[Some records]
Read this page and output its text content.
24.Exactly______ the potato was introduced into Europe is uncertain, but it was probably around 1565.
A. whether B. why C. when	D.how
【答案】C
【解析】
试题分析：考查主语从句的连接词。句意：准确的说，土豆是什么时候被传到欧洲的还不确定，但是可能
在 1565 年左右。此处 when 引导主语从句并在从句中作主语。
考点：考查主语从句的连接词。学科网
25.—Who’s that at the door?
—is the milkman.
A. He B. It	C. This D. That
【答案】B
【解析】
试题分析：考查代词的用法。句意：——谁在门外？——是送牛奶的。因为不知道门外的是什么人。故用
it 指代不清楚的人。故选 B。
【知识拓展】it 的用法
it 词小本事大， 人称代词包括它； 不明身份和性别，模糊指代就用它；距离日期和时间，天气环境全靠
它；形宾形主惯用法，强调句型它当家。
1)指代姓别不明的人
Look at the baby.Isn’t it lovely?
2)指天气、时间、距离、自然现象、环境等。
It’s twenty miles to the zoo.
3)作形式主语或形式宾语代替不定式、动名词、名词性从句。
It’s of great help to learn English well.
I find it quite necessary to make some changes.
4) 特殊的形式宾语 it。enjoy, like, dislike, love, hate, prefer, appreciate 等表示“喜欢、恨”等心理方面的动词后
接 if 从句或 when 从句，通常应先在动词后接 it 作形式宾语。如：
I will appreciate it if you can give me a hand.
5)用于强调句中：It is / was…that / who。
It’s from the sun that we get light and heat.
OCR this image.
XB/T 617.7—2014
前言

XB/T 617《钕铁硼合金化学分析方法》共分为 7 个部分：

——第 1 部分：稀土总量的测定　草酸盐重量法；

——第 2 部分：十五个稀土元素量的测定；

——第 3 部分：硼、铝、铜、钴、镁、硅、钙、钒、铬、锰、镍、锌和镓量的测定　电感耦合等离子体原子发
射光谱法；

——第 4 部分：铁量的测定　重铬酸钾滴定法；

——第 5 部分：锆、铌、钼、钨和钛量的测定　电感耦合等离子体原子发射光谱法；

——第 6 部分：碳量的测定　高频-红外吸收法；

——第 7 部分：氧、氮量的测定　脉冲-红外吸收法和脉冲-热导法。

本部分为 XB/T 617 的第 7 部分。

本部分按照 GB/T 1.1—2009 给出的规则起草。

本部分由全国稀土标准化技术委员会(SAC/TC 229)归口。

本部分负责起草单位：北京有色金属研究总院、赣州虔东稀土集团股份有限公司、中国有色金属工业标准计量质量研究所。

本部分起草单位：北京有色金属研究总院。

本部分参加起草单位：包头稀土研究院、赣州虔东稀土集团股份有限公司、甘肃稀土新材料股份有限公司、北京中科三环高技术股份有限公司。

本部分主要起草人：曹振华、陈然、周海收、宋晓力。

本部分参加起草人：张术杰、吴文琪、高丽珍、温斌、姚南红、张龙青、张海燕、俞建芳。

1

Task requirements: Repeat the lines from the one containing "OCR this image." through the end of the listing, exactly and without any other lines; both ends are included.

Task answer:
OCR this image.
XB/T 617.7—2014
前言

XB/T 617《钕铁硼合金化学分析方法》共分为 7 个部分：

——第 1 部分：稀土总量的测定　草酸盐重量法；

——第 2 部分：十五个稀土元素量的测定；

——第 3 部分：硼、铝、铜、钴、镁、硅、钙、钒、铬、锰、镍、锌和镓量的测定　电感耦合等离子体原子发
射光谱法；

——第 4 部分：铁量的测定　重铬酸钾滴定法；

——第 5 部分：锆、铌、钼、钨和钛量的测定　电感耦合等离子体原子发射光谱法；

——第 6 部分：碳量的测定　高频-红外吸收法；

——第 7 部分：氧、氮量的测定　脉冲-红外吸收法和脉冲-热导法。

本部分为 XB/T 617 的第 7 部分。

本部分按照 GB/T 1.1—2009 给出的规则起草。

本部分由全国稀土标准化技术委员会(SAC/TC 229)归口。

本部分负责起草单位：北京有色金属研究总院、赣州虔东稀土集团股份有限公司、中国有色金属工业标准计量质量研究所。

本部分起草单位：北京有色金属研究总院。

本部分参加起草单位：包头稀土研究院、赣州虔东稀土集团股份有限公司、甘肃稀土新材料股份有限公司、北京中科三环高技术股份有限公司。

本部分主要起草人：曹振华、陈然、周海收、宋晓力。

本部分参加起草人：张术杰、吴文琪、高丽珍、温斌、姚南红、张龙青、张海燕、俞建芳。

1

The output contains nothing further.